Records
——
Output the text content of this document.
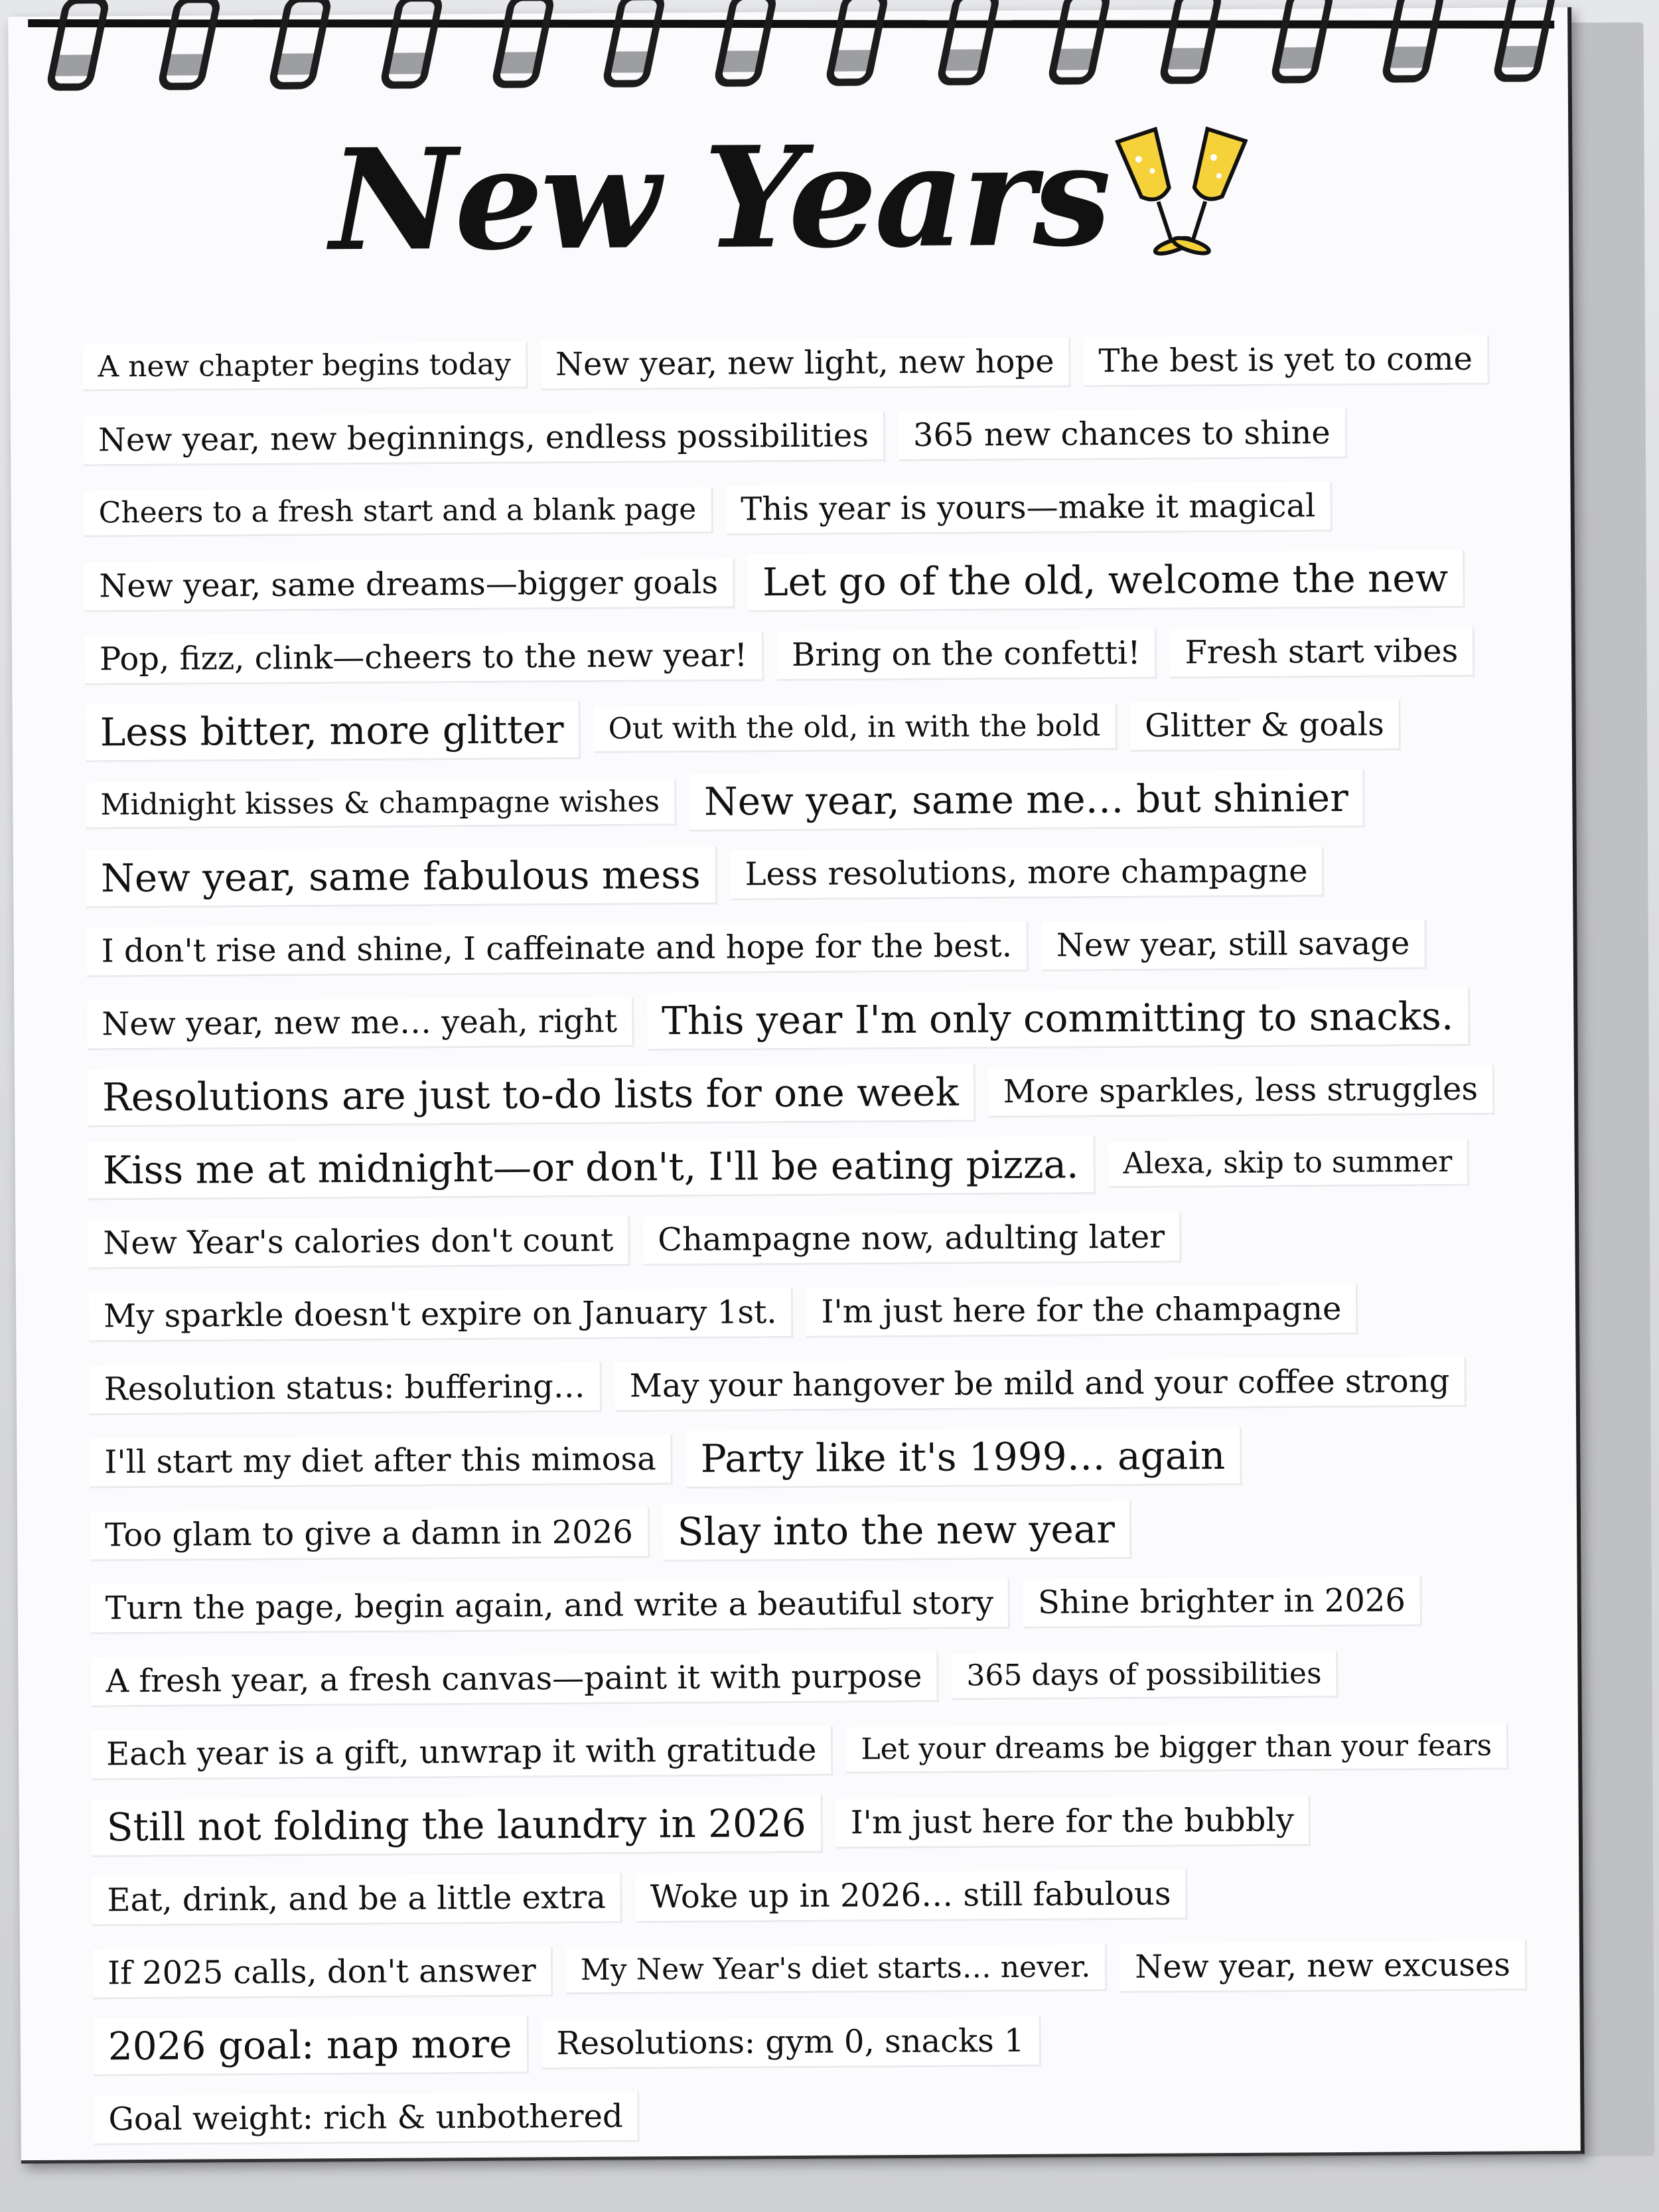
New Years
A new chapter begins today	New year, new light, new hope	The best is yet to come
New year, new beginnings, endless possibilities	365 new chances to shine
Cheers to a fresh start and a blank page	This year is yours—make it magical
New year, same dreams—bigger goals	Let go of the old, welcome the new
Pop, fizz, clink—cheers to the new year!	Bring on the confetti!	Fresh start vibes
Less bitter, more glitter	Out with the old, in with the bold	Glitter & goals
Midnight kisses & champagne wishes	New year, same me… but shinier
New year, same fabulous mess	Less resolutions, more champagne
I don't rise and shine, I caffeinate and hope for the best.	New year, still savage
New year, new me… yeah, right	This year I'm only committing to snacks.
Resolutions are just to-do lists for one week	More sparkles, less struggles
Kiss me at midnight—or don't, I'll be eating pizza.	Alexa, skip to summer
New Year's calories don't count	Champagne now, adulting later
My sparkle doesn't expire on January 1st.	I'm just here for the champagne
Resolution status: buffering…	May your hangover be mild and your coffee strong
I'll start my diet after this mimosa	Party like it's 1999… again
Too glam to give a damn in 2026	Slay into the new year
Turn the page, begin again, and write a beautiful story	Shine brighter in 2026
A fresh year, a fresh canvas—paint it with purpose	365 days of possibilities
Each year is a gift, unwrap it with gratitude	Let your dreams be bigger than your fears
Still not folding the laundry in 2026	I'm just here for the bubbly
Eat, drink, and be a little extra	Woke up in 2026… still fabulous
If 2025 calls, don't answer	My New Year's diet starts… never.	New year, new excuses
2026 goal: nap more	Resolutions: gym 0, snacks 1
Goal weight: rich & unbothered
——
● **GIVEN PROBLEM**
Make an exact copy of the listing above. Do not include the pictures.

● **ANSWER TO THE PROBLEM**
Output the text content of this document.
New Years
A new chapter begins today	New year, new light, new hope	The best is yet to come
New year, new beginnings, endless possibilities	365 new chances to shine
Cheers to a fresh start and a blank page	This year is yours—make it magical
New year, same dreams—bigger goals	Let go of the old, welcome the new
Pop, fizz, clink—cheers to the new year!	Bring on the confetti!	Fresh start vibes
Less bitter, more glitter	Out with the old, in with the bold	Glitter & goals
Midnight kisses & champagne wishes	New year, same me… but shinier
New year, same fabulous mess	Less resolutions, more champagne
I don't rise and shine, I caffeinate and hope for the best.	New year, still savage
New year, new me… yeah, right	This year I'm only committing to snacks.
Resolutions are just to-do lists for one week	More sparkles, less struggles
Kiss me at midnight—or don't, I'll be eating pizza.	Alexa, skip to summer
New Year's calories don't count	Champagne now, adulting later
My sparkle doesn't expire on January 1st.	I'm just here for the champagne
Resolution status: buffering…	May your hangover be mild and your coffee strong
I'll start my diet after this mimosa	Party like it's 1999… again
Too glam to give a damn in 2026	Slay into the new year
Turn the page, begin again, and write a beautiful story	Shine brighter in 2026
A fresh year, a fresh canvas—paint it with purpose	365 days of possibilities
Each year is a gift, unwrap it with gratitude	Let your dreams be bigger than your fears
Still not folding the laundry in 2026	I'm just here for the bubbly
Eat, drink, and be a little extra	Woke up in 2026… still fabulous
If 2025 calls, don't answer	My New Year's diet starts… never.	New year, new excuses
2026 goal: nap more	Resolutions: gym 0, snacks 1
Goal weight: rich & unbothered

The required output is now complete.